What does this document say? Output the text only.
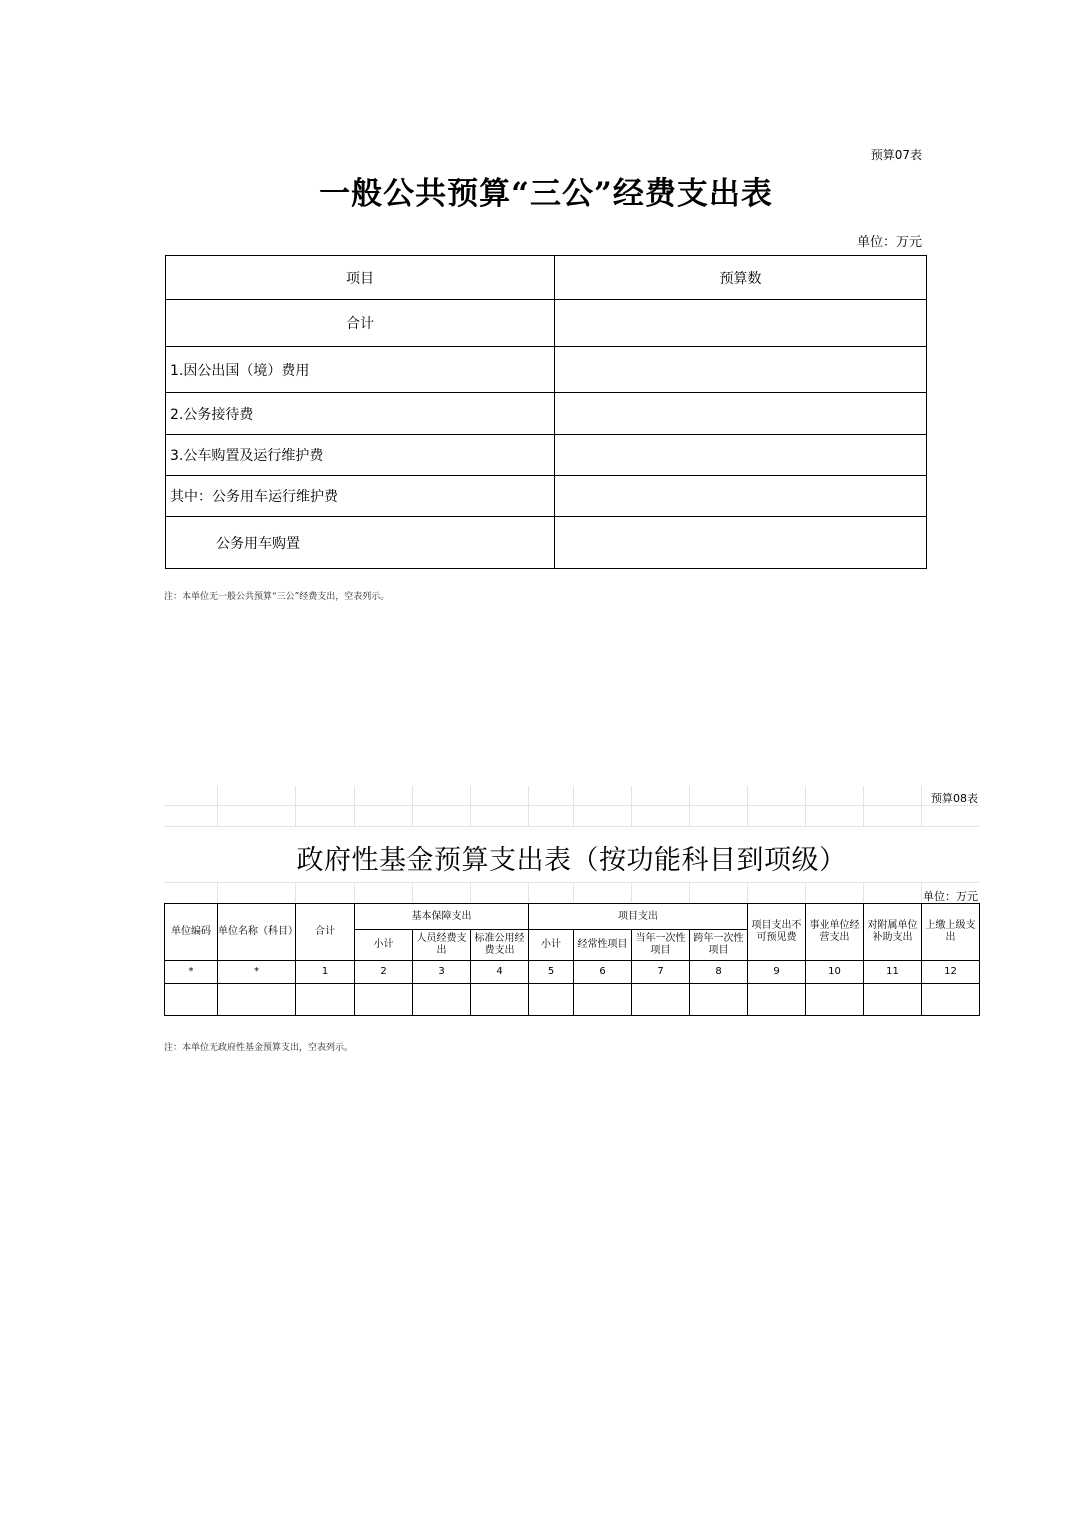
预算07表
一般公共预算“三公”经费支出表
单位：万元
项目	预算数
合计	
1.因公出国（境）费用	
2.公务接待费	
3.公车购置及运行维护费	
其中：公务用车运行维护费	
公务用车购置	
注：本单位无一般公共预算“三公”经费支出，空表列示。
预算08表
政府性基金预算支出表（按功能科目到项级）
单位：万元
单位编码	单位名称（科目）	合计	基本保障支出			项目支出				项目支出不可预见费	事业单位经营支出	对附属单位补助支出	上缴上级支出
			小计	人员经费支出	标准公用经费支出	小计	经常性项目	当年一次性项目	跨年一次性项目				
*	*	1	2	3	4	5	6	7	8	9	10	11	12

注：本单位无政府性基金预算支出，空表列示。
::::::::::
Short task
Restate each of the entries above word for word and skip every image.

Solution to this task
What does this document say? Output the text only.
预算07表
一般公共预算“三公”经费支出表
单位：万元
项目	预算数
合计	
1.因公出国（境）费用	
2.公务接待费	
3.公车购置及运行维护费	
其中：公务用车运行维护费	
公务用车购置	
注：本单位无一般公共预算“三公”经费支出，空表列示。
预算08表
政府性基金预算支出表（按功能科目到项级）
单位：万元
单位编码	单位名称（科目）	合计	基本保障支出			项目支出				项目支出不可预见费	事业单位经营支出	对附属单位补助支出	上缴上级支出
			小计	人员经费支出	标准公用经费支出	小计	经常性项目	当年一次性项目	跨年一次性项目				
*	*	1	2	3	4	5	6	7	8	9	10	11	12

注：本单位无政府性基金预算支出，空表列示。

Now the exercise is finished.